Uno dei selfie panoramici più recenti scattati dal rover, durante le operazioni di studio di un affioramento stratificato noto come monte Mercou Crediti: NASA/JPL-Caltech/MSSS/Kevin M. Gill *

Il rover Curiosity

Un laboratorio su Marte

Il 6 agosto del 2012, esattamente 11 anni fa, iniziava la missione del MSL, il Mars Science Laboratory (conosciuto ai più come Curiosity). Si tratta del macchinario più complesso mai lanciato nello spazio, superato solo nel 2020 dal gemello aggiornato Perseverance, ed è da allora che produce risultati scientifici di prima qualità. Curiosity ha studiato a fondo la geologia marziana e la sua storia, rivelando un mondo molto diverso da quanto inteso fino a quel momento.

La strada per Marte

Riproduzione della sonda Mariner 4, la prima a sorvolare con successo Marte. Crediti: NASA

Curiosity è l’erede di una lunga serie di missioni scientifiche su Marte, iniziate negli anni ‘60 con la Corsa allo Spazio. All’epoca Unione Sovietica e Stati Uniti d’America erano avvinghiati in una serratissima competizione tecnologica. I sovietici stavano ottenendo un successo dietro l’altro, facendo mangiare la polvere agli americani. Ma fu proprio con la polvere marziana che la situazione si invertì.

* MATERIALE MOSTRATO
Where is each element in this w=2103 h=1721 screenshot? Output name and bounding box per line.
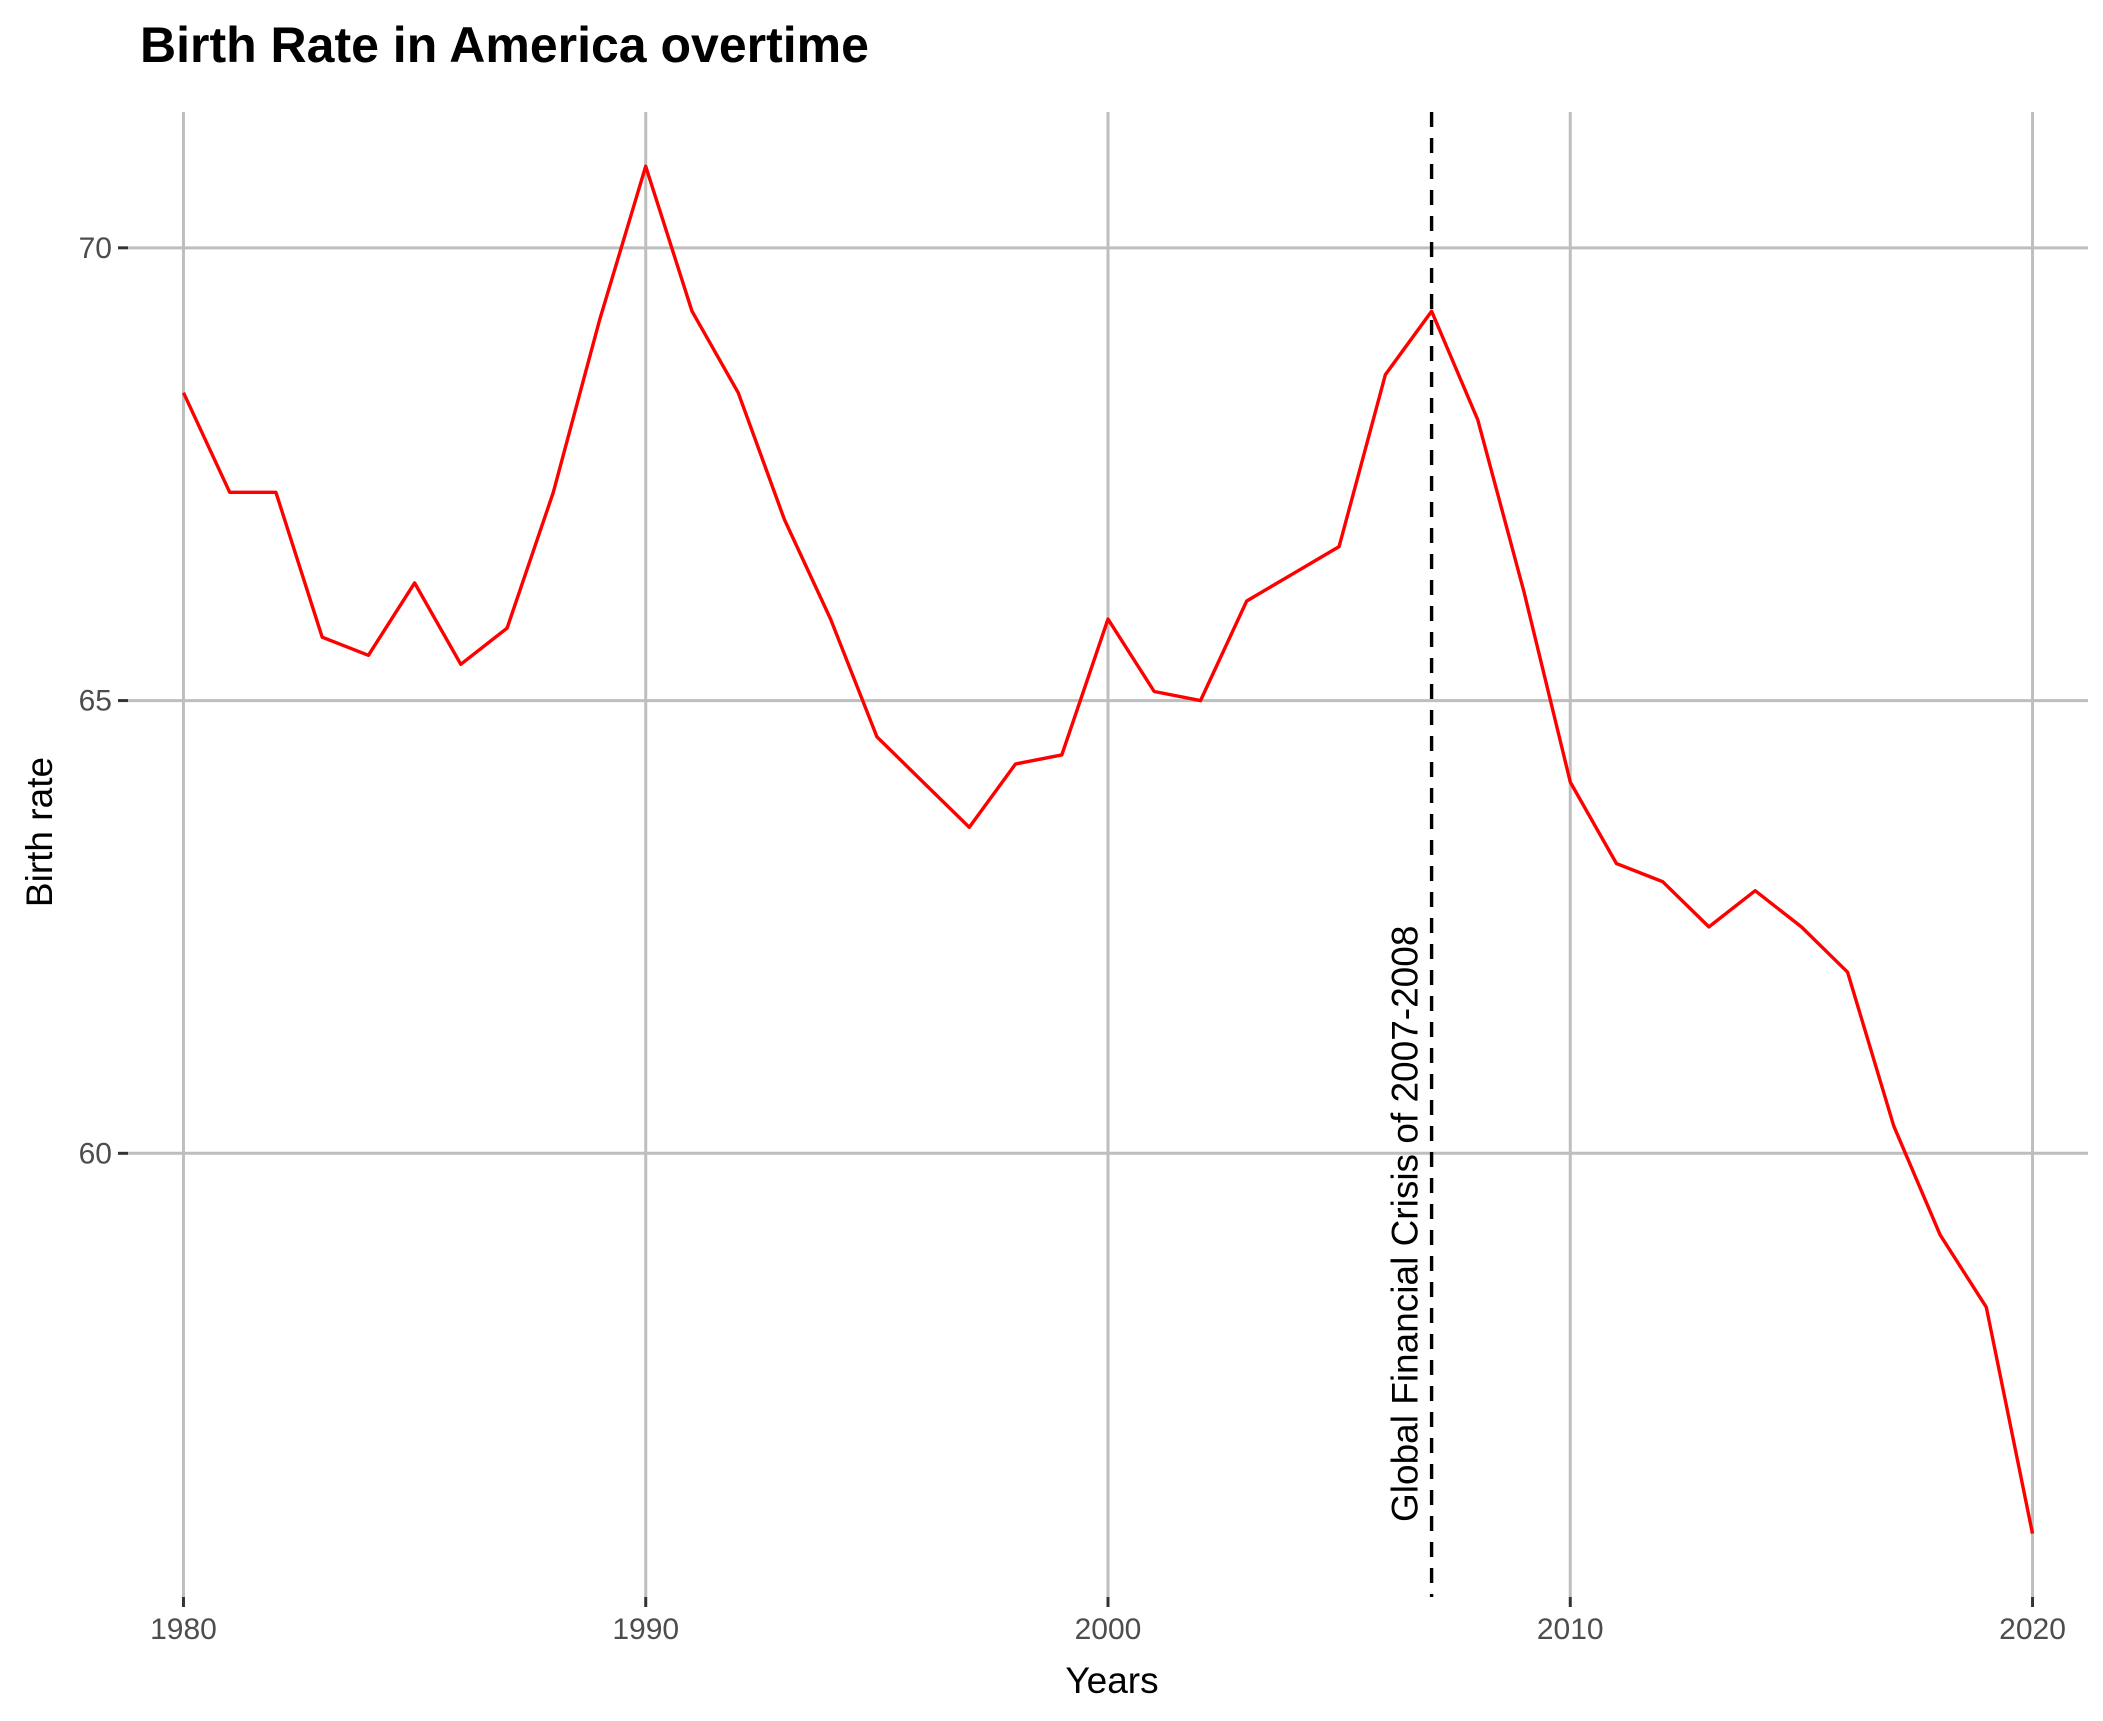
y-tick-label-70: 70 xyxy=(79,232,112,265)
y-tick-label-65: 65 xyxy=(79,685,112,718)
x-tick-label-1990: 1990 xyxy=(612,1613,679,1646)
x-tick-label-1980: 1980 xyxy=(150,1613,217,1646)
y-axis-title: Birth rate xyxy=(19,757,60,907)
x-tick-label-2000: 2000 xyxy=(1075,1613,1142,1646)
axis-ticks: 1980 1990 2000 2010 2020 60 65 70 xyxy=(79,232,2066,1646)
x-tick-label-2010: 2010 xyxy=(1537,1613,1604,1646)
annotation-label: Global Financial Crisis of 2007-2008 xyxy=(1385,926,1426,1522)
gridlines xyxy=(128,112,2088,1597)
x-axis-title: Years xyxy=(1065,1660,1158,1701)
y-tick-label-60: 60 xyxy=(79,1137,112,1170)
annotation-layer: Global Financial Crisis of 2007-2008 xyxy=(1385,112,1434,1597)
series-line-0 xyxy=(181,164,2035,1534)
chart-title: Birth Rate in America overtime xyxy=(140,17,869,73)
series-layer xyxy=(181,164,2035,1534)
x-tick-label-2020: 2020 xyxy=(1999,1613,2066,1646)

---

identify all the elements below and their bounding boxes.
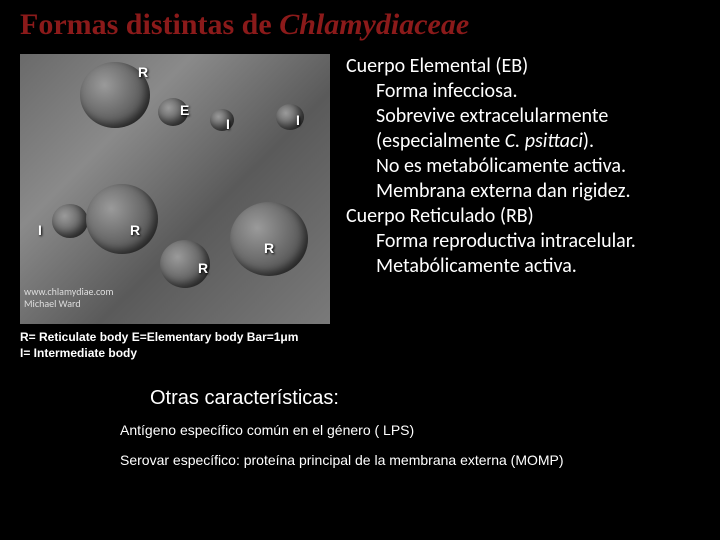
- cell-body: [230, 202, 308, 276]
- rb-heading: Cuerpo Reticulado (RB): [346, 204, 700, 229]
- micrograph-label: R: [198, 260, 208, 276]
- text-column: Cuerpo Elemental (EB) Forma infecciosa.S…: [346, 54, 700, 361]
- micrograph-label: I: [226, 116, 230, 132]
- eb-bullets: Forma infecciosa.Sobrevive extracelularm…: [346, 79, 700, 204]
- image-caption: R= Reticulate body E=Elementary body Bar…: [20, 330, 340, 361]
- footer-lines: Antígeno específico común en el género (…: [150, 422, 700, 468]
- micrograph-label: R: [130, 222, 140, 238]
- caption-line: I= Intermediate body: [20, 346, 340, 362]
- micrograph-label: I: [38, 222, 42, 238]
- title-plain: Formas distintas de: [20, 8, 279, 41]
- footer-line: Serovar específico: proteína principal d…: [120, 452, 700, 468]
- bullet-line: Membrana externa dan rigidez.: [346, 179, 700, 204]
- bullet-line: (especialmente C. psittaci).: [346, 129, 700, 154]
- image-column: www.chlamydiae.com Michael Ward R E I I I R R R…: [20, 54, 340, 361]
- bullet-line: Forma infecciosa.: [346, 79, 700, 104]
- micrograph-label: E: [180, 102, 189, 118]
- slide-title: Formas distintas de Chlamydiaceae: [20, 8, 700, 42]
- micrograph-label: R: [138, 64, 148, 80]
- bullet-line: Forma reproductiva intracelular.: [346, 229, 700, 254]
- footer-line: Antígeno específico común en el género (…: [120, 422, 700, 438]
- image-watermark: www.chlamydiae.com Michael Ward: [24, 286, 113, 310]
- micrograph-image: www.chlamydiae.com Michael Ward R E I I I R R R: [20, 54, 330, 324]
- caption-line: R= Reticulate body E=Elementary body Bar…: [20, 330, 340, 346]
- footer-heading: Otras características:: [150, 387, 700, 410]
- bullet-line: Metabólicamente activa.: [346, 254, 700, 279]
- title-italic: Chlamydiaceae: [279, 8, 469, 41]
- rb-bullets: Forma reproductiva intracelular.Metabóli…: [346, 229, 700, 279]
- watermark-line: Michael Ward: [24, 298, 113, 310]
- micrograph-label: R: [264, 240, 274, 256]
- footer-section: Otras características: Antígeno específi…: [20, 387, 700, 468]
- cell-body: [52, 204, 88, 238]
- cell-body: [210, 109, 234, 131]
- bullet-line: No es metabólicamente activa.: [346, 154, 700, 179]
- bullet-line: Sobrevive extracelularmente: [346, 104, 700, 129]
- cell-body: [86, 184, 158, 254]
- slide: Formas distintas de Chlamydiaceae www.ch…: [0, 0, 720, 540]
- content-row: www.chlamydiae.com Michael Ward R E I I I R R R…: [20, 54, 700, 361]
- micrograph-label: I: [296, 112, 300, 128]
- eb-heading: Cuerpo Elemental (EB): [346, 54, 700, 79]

...

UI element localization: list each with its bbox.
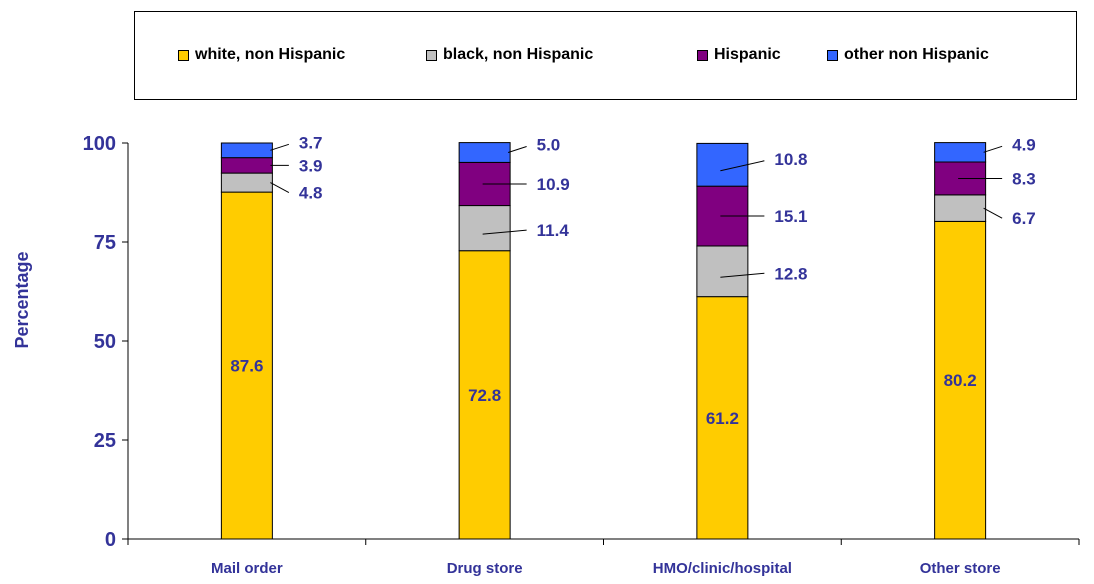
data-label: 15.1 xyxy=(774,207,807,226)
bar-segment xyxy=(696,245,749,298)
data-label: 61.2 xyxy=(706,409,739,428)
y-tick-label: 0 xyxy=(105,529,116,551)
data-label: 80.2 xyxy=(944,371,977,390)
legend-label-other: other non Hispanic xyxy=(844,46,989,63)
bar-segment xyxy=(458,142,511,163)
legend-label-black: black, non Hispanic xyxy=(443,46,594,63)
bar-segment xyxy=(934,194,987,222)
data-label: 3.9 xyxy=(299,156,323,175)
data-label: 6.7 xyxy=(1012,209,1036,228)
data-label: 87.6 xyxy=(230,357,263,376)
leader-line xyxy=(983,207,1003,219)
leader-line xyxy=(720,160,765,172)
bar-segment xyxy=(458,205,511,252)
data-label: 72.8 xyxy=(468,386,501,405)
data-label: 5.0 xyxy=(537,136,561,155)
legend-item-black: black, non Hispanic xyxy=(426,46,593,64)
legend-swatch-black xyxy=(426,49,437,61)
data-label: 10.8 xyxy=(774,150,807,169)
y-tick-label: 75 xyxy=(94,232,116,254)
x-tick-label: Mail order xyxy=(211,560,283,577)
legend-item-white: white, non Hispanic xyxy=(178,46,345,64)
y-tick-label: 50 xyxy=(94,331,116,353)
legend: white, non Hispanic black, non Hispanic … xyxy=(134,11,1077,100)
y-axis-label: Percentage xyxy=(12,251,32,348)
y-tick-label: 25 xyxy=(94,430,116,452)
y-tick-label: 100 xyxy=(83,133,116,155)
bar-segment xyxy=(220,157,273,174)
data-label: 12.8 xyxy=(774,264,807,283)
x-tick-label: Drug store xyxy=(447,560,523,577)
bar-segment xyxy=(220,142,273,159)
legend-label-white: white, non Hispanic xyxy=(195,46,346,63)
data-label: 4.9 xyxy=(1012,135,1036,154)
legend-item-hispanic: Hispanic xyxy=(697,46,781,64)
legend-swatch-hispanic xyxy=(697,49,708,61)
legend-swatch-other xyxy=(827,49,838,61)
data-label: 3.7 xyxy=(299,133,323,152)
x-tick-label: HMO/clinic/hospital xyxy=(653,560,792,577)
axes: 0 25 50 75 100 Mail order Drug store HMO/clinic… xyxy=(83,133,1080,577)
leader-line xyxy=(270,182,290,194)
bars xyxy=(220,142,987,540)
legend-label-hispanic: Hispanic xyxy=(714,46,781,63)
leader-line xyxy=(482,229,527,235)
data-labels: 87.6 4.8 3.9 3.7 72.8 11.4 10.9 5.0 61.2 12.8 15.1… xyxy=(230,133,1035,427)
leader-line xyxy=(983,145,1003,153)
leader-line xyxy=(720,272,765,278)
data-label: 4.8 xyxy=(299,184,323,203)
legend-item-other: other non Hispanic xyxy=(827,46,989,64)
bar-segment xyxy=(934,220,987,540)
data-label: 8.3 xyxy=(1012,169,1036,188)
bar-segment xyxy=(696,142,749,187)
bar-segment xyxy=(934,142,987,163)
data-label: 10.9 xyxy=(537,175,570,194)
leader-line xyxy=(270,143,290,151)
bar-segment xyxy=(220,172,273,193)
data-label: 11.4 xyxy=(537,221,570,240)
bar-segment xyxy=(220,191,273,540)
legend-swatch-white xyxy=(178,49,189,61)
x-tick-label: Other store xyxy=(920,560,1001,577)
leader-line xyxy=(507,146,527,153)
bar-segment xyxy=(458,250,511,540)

* ELENCO DEI COMPITI
**a)** Elenca tutti i veicoli spaziali (rover e sonde) nominati nel testo sul rover Curiosity.
**b)** Copia dal testo sul rover Curiosity il passo che va da "Uno dei selfie" fino a "a quel momento." compreso.

* RISULTATI IN ORDINE
**a)**
- Curiosity (Mars Science Laboratory, MSL)
- Perseverance
- Mariner 4

**b)**
Uno dei selfie panoramici più recenti scattati dal rover, durante le operazioni di studio di un affioramento stratificato noto come monte Mercou Crediti: NASA/JPL-Caltech/MSSS/Kevin M. Gill *

Il rover Curiosity

Un laboratorio su Marte

Il 6 agosto del 2012, esattamente 11 anni fa, iniziava la missione del MSL, il Mars Science Laboratory (conosciuto ai più come Curiosity). Si tratta del macchinario più complesso mai lanciato nello spazio, superato solo nel 2020 dal gemello aggiornato Perseverance, ed è da allora che produce risultati scientifici di prima qualità. Curiosity ha studiato a fondo la geologia marziana e la sua storia, rivelando un mondo molto diverso da quanto inteso fino a quel momento.